### PASSAGE ###
Monday 8 October 2012

Interview with Liz Harris - author of The Road Back


If you’re looking for a compelling story set in Ladakh, a remote region north of the Himalayas, then Liz Harris’s debut novel is just the book. The Road Back is the story of Patricia, who accompanies her father to Ladakh in the early Sixties. There she meets Kalden, a man destined to be a monk - but how can their forbidden love survive?
Dynamic ex-teacher Liz is a great friend of mine and agreed to be interviewed about the path to publication. Liz will also be giving a talk at Thame Library in Thame, Oxfordshire, on Friday October 12 at 1pm. Find out more here.
Did you write as a child and did you always want to write novels?

Liz: I don’t know that I wanted to write novels, but I loved writing essays, letters, anything I was given to write. I think it was some time before I connected the books that I adored reading with the process of writing. As a child, I rather assumed that books just happened. If only!

You were a teacher before becoming a novelist. What did you teach and did your years in schools help your writing in any way?

Liz: I taught secondary school English and French. If you approach me speaking fluent French next time we meet though, I should warn you that I feel a lengthy bout of laryngitis coming on. I think those teaching years did help me.  Apart from studying texts in the way that you have to do when teaching A level English, which gives a great awareness of what can be done with language and of the importance of the relationship between character to plot, a school is a microcosm of the larger world. It is a hotbed of seething emotions - although perhaps not quite as seething as Waterloo Road

Your first novel, The Road Back, is just out. Can you tell me about the road to publication and how you got a publishing deal?

Liz: For the seven years prior to being accepted for publication, I kept on writing. I’d send a novel out, feel bereft and instantly start on another. I’d also send my novels for a critique. I believe that every novel needs independent eyes to help the author to see clearly what needs work. A published author has an agent/editor to be those independent eyes; not so an unpublished author, as I then was. I love writing, and I never thought of giving up for so much as one moment.

What gave you the idea for The Road Back?

Liz: Three years ago, my cousin, who now lives in Australia, appealed for help in finding a home for an album of notes and photos compiled by my late uncle after a trip he’d made to Ladakh in the 1940s, when stationed with the army in North India. No one in Australia was interested. The ink was fading fast and she was anxious to see it preserved. The album is now in the Indian Room of the British Library. It was brought to England by friends of my cousin. When I collected it from them, I held on to it for two weeks, read it and instantly fell in love with Ladakh. I knew that I had to set a novel there and I began to research its tradition, culture and geography.

How did you go about researching the novel? Did you visit Ladakh, the area where it is set?

Liz: Visiting the place where a novel is set is the ideal, and that’s what I’ve been able to do with my next novel.  I went to Wyoming, where it’s set, in August.
###
§ **GIVEN TASK 1**
Summarize the interview in two sentences.
§ **GIVEN TASK 2**
Rewrite the part of the rows that opens with the first row and closes with the line containing "footer-brand: 澳派 ASPECT", replacing "Linyi" with "LINYI" and changing nothing else.
### PROVIDED MATERIAL ###
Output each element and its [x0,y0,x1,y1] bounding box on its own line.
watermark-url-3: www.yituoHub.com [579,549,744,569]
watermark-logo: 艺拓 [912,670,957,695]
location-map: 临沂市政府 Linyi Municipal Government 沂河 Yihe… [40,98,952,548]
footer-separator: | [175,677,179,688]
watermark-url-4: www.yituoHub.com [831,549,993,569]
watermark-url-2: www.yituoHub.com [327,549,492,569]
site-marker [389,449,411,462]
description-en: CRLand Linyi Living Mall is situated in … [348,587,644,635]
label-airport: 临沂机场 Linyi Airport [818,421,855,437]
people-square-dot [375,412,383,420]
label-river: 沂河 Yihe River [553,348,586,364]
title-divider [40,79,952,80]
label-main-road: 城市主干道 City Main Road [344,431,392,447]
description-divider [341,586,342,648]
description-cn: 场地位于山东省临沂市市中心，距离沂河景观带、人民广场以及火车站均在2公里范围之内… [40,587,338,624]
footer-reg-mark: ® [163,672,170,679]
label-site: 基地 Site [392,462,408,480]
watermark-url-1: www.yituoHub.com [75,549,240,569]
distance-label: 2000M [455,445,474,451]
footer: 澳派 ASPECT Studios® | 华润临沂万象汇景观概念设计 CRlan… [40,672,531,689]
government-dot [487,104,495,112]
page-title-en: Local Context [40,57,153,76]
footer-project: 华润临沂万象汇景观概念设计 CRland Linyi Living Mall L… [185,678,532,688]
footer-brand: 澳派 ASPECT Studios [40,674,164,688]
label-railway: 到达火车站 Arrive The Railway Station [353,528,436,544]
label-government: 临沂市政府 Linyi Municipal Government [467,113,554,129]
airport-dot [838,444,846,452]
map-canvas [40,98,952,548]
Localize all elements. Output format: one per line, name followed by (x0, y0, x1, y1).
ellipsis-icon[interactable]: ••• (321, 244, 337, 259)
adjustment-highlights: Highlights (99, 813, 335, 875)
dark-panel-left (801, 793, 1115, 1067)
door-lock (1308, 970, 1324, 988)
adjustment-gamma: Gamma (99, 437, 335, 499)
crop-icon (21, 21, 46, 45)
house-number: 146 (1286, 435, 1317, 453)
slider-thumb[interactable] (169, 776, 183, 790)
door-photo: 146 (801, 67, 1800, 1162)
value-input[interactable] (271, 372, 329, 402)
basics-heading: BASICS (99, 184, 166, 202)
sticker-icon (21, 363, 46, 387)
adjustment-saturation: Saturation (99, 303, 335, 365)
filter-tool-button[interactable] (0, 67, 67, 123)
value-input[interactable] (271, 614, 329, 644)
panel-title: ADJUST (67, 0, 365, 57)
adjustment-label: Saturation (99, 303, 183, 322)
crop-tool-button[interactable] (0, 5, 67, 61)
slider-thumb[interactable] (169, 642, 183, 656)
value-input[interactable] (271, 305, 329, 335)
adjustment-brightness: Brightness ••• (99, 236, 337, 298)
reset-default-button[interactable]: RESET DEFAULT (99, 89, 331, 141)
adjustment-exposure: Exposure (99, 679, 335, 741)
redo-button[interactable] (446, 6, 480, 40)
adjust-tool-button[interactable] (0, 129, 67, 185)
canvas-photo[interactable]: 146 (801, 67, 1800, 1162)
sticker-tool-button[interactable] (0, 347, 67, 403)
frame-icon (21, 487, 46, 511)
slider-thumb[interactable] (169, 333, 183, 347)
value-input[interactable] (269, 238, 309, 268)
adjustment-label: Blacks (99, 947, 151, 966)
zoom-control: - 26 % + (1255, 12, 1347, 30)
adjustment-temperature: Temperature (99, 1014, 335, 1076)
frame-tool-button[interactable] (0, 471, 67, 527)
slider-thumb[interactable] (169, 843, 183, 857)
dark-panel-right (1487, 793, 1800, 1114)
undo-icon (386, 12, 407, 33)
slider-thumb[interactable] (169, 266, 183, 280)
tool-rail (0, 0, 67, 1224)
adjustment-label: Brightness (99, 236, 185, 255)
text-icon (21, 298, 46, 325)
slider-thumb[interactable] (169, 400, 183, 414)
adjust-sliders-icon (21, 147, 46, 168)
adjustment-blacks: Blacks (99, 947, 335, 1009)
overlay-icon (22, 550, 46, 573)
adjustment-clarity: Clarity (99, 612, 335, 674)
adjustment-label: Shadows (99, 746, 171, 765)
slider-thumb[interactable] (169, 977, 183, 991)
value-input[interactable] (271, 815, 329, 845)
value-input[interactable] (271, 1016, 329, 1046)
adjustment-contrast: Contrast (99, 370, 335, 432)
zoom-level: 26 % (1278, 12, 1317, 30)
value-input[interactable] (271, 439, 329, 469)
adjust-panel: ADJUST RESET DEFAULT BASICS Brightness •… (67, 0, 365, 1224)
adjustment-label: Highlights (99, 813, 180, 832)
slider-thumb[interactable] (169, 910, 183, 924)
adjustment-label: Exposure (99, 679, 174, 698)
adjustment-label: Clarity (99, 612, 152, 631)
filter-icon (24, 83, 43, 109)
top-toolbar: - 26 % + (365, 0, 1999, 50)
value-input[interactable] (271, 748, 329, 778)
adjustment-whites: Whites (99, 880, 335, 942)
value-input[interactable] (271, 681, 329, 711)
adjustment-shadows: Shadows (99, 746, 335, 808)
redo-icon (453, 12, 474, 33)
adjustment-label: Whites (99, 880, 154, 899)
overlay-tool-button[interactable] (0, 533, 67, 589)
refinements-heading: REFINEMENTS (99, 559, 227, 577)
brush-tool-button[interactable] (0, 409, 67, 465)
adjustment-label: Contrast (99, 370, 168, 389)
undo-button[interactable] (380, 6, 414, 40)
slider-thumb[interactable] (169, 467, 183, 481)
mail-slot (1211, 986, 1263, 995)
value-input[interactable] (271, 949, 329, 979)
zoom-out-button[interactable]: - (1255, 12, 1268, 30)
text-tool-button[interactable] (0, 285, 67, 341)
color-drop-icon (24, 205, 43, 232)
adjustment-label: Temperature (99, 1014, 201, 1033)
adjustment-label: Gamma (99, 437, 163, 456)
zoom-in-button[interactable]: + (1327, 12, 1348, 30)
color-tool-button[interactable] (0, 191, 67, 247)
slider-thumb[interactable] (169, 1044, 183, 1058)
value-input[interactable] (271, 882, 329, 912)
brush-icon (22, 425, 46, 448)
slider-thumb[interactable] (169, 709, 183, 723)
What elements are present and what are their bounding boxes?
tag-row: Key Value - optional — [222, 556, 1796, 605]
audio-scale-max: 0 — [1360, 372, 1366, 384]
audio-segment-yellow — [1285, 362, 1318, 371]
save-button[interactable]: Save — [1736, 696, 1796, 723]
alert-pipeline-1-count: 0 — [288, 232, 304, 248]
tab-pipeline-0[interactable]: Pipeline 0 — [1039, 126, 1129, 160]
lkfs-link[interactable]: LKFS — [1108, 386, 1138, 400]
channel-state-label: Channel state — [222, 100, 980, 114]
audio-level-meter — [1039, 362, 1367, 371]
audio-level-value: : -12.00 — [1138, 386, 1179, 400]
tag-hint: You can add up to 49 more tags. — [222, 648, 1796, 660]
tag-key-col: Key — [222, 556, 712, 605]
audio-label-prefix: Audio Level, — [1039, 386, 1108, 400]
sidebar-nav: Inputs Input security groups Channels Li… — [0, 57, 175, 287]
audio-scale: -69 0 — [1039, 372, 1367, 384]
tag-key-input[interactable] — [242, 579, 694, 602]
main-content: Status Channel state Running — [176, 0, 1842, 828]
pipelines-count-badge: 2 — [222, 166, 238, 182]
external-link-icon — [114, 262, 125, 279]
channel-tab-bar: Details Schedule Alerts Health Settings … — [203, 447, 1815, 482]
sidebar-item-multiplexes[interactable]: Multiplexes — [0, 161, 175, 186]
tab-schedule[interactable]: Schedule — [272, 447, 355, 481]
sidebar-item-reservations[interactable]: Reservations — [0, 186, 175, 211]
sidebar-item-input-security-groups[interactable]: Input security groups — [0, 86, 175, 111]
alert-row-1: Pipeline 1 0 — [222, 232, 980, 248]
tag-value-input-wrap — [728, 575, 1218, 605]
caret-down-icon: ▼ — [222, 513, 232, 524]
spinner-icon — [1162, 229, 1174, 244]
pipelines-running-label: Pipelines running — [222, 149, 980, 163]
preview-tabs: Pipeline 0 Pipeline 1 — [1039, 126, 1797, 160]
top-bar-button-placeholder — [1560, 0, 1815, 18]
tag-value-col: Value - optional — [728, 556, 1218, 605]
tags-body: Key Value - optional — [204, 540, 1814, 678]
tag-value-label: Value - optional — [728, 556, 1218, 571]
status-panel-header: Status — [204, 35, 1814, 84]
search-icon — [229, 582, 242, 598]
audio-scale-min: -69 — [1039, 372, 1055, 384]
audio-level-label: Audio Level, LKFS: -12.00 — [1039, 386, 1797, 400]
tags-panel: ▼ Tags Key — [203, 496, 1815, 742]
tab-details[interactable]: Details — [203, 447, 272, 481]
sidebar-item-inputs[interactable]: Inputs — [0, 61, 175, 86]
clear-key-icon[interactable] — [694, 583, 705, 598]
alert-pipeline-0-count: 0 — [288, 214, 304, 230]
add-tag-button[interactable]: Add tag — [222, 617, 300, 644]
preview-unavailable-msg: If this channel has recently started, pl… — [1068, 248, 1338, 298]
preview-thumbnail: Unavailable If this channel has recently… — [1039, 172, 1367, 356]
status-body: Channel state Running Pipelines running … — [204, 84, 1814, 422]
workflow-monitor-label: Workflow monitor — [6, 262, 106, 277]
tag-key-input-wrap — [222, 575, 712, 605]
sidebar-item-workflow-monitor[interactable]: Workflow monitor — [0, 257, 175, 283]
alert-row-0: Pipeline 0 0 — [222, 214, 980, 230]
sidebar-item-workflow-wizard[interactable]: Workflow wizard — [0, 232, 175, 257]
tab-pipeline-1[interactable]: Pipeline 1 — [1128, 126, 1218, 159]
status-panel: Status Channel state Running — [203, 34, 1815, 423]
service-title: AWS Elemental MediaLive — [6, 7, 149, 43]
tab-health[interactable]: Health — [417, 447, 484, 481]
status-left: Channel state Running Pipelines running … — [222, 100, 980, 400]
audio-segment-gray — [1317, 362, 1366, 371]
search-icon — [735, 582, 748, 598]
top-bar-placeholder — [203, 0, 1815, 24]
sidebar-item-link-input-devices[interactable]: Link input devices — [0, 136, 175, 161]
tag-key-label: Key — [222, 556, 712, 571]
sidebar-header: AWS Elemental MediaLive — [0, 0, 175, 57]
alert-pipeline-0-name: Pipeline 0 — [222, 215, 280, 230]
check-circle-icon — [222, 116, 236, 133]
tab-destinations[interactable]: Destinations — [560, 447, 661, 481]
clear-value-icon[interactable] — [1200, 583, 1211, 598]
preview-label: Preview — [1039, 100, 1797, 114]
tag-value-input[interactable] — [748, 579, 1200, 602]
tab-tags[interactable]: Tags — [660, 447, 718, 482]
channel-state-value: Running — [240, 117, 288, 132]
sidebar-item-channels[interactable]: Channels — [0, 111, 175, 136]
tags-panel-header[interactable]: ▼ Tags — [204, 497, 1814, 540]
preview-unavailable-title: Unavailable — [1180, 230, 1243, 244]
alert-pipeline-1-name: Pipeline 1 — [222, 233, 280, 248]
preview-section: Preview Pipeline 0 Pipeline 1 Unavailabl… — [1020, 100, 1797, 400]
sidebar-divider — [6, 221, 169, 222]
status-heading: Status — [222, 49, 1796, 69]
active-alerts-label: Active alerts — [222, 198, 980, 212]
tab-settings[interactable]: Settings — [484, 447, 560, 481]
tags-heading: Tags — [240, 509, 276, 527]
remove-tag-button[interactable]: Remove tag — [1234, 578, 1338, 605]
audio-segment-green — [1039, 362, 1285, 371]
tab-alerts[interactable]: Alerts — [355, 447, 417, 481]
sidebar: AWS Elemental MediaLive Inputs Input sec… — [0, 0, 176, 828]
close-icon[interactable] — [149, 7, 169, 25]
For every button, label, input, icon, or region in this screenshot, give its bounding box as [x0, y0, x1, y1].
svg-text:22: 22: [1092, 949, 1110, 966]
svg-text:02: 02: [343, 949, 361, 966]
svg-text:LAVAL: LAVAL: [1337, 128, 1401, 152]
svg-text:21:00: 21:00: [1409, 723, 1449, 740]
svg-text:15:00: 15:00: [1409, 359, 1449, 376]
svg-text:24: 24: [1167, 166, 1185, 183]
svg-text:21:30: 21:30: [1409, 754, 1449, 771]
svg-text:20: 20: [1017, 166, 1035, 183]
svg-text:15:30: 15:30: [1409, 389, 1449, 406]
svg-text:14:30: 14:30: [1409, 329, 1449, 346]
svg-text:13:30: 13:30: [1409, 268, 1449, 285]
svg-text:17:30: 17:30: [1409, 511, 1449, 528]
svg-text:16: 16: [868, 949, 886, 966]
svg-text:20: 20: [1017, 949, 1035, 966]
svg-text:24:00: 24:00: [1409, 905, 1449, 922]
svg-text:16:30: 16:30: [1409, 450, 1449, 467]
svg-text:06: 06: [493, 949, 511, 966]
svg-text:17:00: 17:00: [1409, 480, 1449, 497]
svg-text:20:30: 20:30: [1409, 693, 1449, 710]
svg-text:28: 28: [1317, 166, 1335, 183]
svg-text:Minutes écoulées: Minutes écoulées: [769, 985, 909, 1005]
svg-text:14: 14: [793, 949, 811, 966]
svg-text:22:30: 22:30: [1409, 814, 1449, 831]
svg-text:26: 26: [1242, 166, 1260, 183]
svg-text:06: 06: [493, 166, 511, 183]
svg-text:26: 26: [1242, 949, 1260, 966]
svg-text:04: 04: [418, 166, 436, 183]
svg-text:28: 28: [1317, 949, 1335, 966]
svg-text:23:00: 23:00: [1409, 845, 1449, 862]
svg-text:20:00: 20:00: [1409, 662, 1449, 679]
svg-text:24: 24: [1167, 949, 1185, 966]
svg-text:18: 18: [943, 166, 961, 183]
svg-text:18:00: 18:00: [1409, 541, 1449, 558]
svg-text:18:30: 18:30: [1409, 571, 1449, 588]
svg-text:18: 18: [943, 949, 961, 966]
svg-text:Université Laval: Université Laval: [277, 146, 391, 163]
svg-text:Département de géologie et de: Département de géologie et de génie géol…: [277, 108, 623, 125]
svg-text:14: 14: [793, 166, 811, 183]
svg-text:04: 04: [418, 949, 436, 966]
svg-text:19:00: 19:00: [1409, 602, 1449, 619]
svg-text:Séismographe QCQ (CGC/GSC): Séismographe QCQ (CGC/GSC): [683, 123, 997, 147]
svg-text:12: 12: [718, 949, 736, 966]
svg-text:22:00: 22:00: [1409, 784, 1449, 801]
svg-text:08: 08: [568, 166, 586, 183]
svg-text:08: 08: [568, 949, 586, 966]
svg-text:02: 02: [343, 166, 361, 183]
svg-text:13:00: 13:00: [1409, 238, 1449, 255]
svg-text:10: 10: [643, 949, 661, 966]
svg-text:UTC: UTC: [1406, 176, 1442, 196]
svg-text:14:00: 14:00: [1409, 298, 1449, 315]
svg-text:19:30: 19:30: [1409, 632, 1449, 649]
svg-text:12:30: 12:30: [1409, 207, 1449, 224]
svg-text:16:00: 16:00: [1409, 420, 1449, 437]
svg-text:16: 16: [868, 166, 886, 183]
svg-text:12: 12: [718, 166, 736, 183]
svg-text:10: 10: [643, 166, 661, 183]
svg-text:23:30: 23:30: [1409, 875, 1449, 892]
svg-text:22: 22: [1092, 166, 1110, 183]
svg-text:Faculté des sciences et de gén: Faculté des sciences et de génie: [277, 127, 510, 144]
###
§ **COMPLETE ANSWER 1**
In this interview, Liz Harris talks about her debut novel, The Road Back, which is set in Ladakh and tells of Patricia's forbidden love for Kalden, a man destined to be a monk. She describes her years teaching secondary school English and French, the seven years she kept writing before being accepted for publication, and how an album of notes and photos compiled by her late uncle after a 1940s trip to Ladakh inspired the novel.

§ **COMPLETE ANSWER 2**
Output each element and its [x0,y0,x1,y1] bounding box on its own line.
watermark-url-3: www.yituoHub.com [579,549,744,569]
watermark-logo: 艺拓 [912,670,957,695]
location-map: 临沂市政府 LINYI Municipal Government 沂河 Yihe… [40,98,952,548]
footer-separator: | [175,677,179,688]
watermark-url-4: www.yituoHub.com [831,549,993,569]
watermark-url-2: www.yituoHub.com [327,549,492,569]
site-marker [389,449,411,462]
description-en: CRLand LINYI Living Mall is situated in … [348,587,644,635]
label-airport: 临沂机场 LINYI Airport [818,421,855,437]
people-square-dot [375,412,383,420]
label-river: 沂河 Yihe River [553,348,586,364]
title-divider [40,79,952,80]
label-main-road: 城市主干道 City Main Road [344,431,392,447]
description-divider [341,586,342,648]
description-cn: 场地位于山东省临沂市市中心，距离沂河景观带、人民广场以及火车站均在2公里范围之内… [40,587,338,624]
footer-reg-mark: ® [163,672,170,679]
label-site: 基地 Site [392,462,408,480]
watermark-url-1: www.yituoHub.com [75,549,240,569]
distance-label: 2000M [455,445,474,451]
footer: 澳派 ASPECT Studios® | 华润临沂万象汇景观概念设计 CRlan… [40,672,531,689]
government-dot [487,104,495,112]
page-title-en: Local Context [40,57,153,76]
footer-project: 华润临沂万象汇景观概念设计 CRland LINYI Living Mall L… [185,678,532,688]
footer-brand: 澳派 ASPECT Studios [40,674,164,688]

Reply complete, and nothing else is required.